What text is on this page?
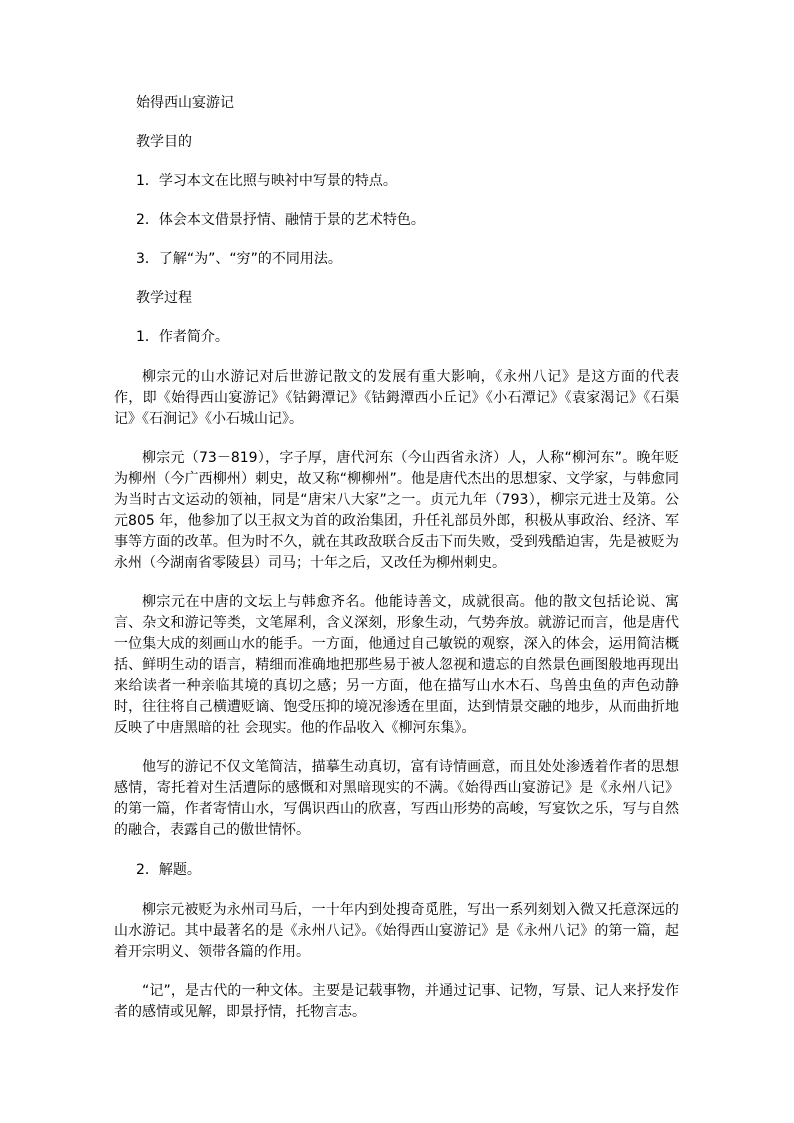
始得西山宴游记

教学目的

1．学习本文在比照与映衬中写景的特点。

2．体会本文借景抒情、融情于景的艺术特色。

3．了解“为”、“穷”的不同用法。

教学过程

1．作者简介。

柳宗元的山水游记对后世游记散文的发展有重大影响，《永州八记》是这方面的代表作，即《始得西山宴游记》《钴鉧潭记》《钴鉧潭西小丘记》《小石潭记》《袁家渴记》《石渠记》《石涧记》《小石城山记》。

柳宗元（73－819），字子厚，唐代河东（今山西省永济）人，人称“柳河东”。晚年贬为柳州（今广西柳州）刺史，故又称“柳柳州”。他是唐代杰出的思想家、文学家，与韩愈同为当时古文运动的领袖，同是“唐宋八大家”之一。贞元九年（793），柳宗元进士及第。公元805 年，他参加了以王叔文为首的政治集团，升任礼部员外郎，积极从事政治、经济、军事等方面的改革。但为时不久，就在其政敌联合反击下而失败，受到残酷迫害，先是被贬为永州（今湖南省零陵县）司马；十年之后，又改任为柳州刺史。

柳宗元在中唐的文坛上与韩愈齐名。他能诗善文，成就很高。他的散文包括论说、寓言、杂文和游记等类，文笔犀利，含义深刻，形象生动，气势奔放。就游记而言，他是唐代一位集大成的刻画山水的能手。一方面，他通过自己敏锐的观察，深入的体会，运用简洁概括、鲜明生动的语言，精细而准确地把那些易于被人忽视和遗忘的自然景色画图般地再现出来给读者一种亲临其境的真切之感；另一方面，他在描写山水木石、鸟兽虫鱼的声色动静时，往往将自己横遭贬谪、饱受压抑的境况渗透在里面，达到情景交融的地步，从而曲折地反映了中唐黑暗的社 会现实。他的作品收入《柳河东集》。

他写的游记不仅文笔简洁，描摹生动真切，富有诗情画意，而且处处渗透着作者的思想感情，寄托着对生活遭际的感慨和对黑暗现实的不满。《始得西山宴游记》是《永州八记》的第一篇，作者寄情山水，写偶识西山的欣喜，写西山形势的高峻，写宴饮之乐，写与自然的融合，表露自己的傲世情怀。

2．解题。

柳宗元被贬为永州司马后，一十年内到处搜奇觅胜，写出一系列刻划入微又托意深远的山水游记。其中最著名的是《永州八记》。《始得西山宴游记》是《永州八记》的第一篇，起着开宗明义、领带各篇的作用。

“记”，是古代的一种文体。主要是记载事物，并通过记事、记物，写景、记人来抒发作者的感情或见解，即景抒情，托物言志。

Job » In the records shown above, how many lines include the word "的第一篇"? Answer with the number only.

Solved exercise » 2